Stored items
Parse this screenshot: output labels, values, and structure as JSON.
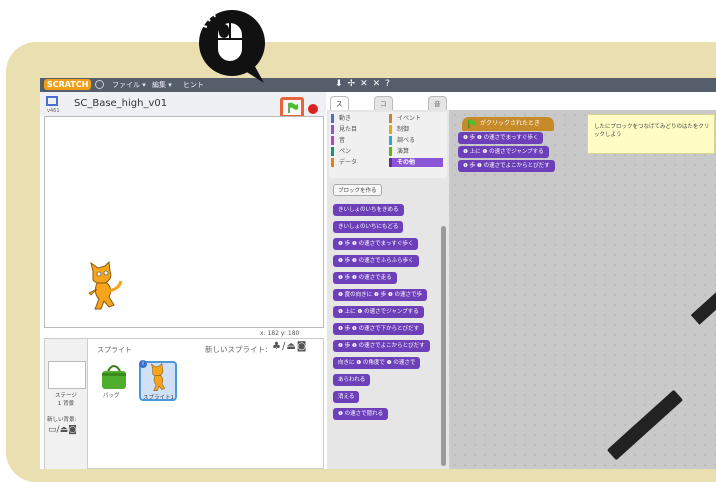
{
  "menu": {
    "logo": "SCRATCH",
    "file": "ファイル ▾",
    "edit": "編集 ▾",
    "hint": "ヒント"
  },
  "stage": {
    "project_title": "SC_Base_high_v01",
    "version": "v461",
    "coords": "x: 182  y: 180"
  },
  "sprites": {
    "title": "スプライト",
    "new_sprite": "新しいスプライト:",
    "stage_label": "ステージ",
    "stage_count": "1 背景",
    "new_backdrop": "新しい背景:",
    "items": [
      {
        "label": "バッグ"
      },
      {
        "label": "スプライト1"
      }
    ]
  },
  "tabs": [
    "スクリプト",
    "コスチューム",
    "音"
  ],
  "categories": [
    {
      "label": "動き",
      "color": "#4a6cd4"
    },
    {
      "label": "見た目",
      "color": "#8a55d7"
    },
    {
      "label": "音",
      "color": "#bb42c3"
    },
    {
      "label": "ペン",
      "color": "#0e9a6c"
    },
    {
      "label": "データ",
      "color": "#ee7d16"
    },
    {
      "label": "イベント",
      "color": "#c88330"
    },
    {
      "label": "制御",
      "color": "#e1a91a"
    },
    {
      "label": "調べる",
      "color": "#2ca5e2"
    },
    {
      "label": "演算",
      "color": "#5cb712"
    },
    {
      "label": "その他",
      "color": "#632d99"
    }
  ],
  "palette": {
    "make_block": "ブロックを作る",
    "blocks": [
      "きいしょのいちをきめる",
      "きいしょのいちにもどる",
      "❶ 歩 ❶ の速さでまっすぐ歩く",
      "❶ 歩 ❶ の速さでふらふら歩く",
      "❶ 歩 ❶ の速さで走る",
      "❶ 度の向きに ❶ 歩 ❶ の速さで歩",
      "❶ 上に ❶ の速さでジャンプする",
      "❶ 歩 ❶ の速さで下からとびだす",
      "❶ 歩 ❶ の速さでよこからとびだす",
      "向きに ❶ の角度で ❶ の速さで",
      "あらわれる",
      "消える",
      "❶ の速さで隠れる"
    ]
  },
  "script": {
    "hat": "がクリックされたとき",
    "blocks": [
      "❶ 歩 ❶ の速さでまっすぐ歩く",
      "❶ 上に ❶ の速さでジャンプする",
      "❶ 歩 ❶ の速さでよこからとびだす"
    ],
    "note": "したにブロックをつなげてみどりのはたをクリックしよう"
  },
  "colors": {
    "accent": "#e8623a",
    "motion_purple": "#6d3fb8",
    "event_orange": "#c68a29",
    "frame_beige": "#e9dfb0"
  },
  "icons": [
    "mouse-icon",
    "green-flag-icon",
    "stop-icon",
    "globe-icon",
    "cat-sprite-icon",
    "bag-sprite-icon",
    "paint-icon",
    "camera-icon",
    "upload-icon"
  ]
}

» **TASK INSTRUCTIONS**
Output the lines above in full and exactly as given, omitting any pictures.

» **TASK SOLUTION**
Parse this screenshot: output labels, values, and structure as JSON.
{
  "menu": {
    "logo": "SCRATCH",
    "file": "ファイル ▾",
    "edit": "編集 ▾",
    "hint": "ヒント"
  },
  "stage": {
    "project_title": "SC_Base_high_v01",
    "version": "v461",
    "coords": "x: 182  y: 180"
  },
  "sprites": {
    "title": "スプライト",
    "new_sprite": "新しいスプライト:",
    "stage_label": "ステージ",
    "stage_count": "1 背景",
    "new_backdrop": "新しい背景:",
    "items": [
      {
        "label": "バッグ"
      },
      {
        "label": "スプライト1"
      }
    ]
  },
  "tabs": [
    "スクリプト",
    "コスチューム",
    "音"
  ],
  "categories": [
    {
      "label": "動き",
      "color": "#4a6cd4"
    },
    {
      "label": "見た目",
      "color": "#8a55d7"
    },
    {
      "label": "音",
      "color": "#bb42c3"
    },
    {
      "label": "ペン",
      "color": "#0e9a6c"
    },
    {
      "label": "データ",
      "color": "#ee7d16"
    },
    {
      "label": "イベント",
      "color": "#c88330"
    },
    {
      "label": "制御",
      "color": "#e1a91a"
    },
    {
      "label": "調べる",
      "color": "#2ca5e2"
    },
    {
      "label": "演算",
      "color": "#5cb712"
    },
    {
      "label": "その他",
      "color": "#632d99"
    }
  ],
  "palette": {
    "make_block": "ブロックを作る",
    "blocks": [
      "きいしょのいちをきめる",
      "きいしょのいちにもどる",
      "❶ 歩 ❶ の速さでまっすぐ歩く",
      "❶ 歩 ❶ の速さでふらふら歩く",
      "❶ 歩 ❶ の速さで走る",
      "❶ 度の向きに ❶ 歩 ❶ の速さで歩",
      "❶ 上に ❶ の速さでジャンプする",
      "❶ 歩 ❶ の速さで下からとびだす",
      "❶ 歩 ❶ の速さでよこからとびだす",
      "向きに ❶ の角度で ❶ の速さで",
      "あらわれる",
      "消える",
      "❶ の速さで隠れる"
    ]
  },
  "script": {
    "hat": "がクリックされたとき",
    "blocks": [
      "❶ 歩 ❶ の速さでまっすぐ歩く",
      "❶ 上に ❶ の速さでジャンプする",
      "❶ 歩 ❶ の速さでよこからとびだす"
    ],
    "note": "したにブロックをつなげてみどりのはたをクリックしよう"
  },
  "colors": {
    "accent": "#e8623a",
    "motion_purple": "#6d3fb8",
    "event_orange": "#c68a29",
    "frame_beige": "#e9dfb0"
  },
  "icons": [
    "mouse-icon",
    "green-flag-icon",
    "stop-icon",
    "globe-icon",
    "cat-sprite-icon",
    "bag-sprite-icon",
    "paint-icon",
    "camera-icon",
    "upload-icon"
  ]
}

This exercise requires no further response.